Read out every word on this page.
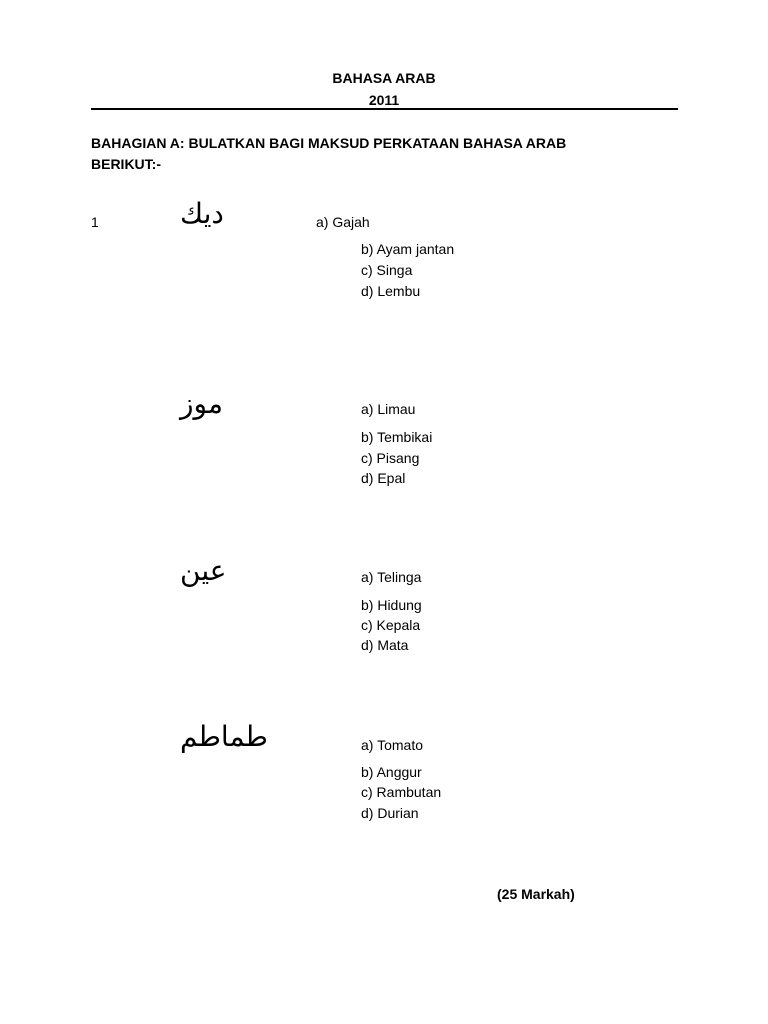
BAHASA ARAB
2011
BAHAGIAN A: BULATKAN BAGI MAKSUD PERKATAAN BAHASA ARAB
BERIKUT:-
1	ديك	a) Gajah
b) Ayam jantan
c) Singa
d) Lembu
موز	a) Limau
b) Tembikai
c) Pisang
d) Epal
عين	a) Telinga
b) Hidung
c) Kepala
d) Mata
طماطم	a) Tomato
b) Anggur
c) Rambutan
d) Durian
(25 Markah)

• [Short problem]: Print all entries exactly. The images do not belong in the copy.

• [In response]:
Read out every word on this page.
BAHASA ARAB
2011
BAHAGIAN A: BULATKAN BAGI MAKSUD PERKATAAN BAHASA ARAB
BERIKUT:-
1	ديك	a) Gajah
b) Ayam jantan
c) Singa
d) Lembu
موز	a) Limau
b) Tembikai
c) Pisang
d) Epal
عين	a) Telinga
b) Hidung
c) Kepala
d) Mata
طماطم	a) Tomato
b) Anggur
c) Rambutan
d) Durian
(25 Markah)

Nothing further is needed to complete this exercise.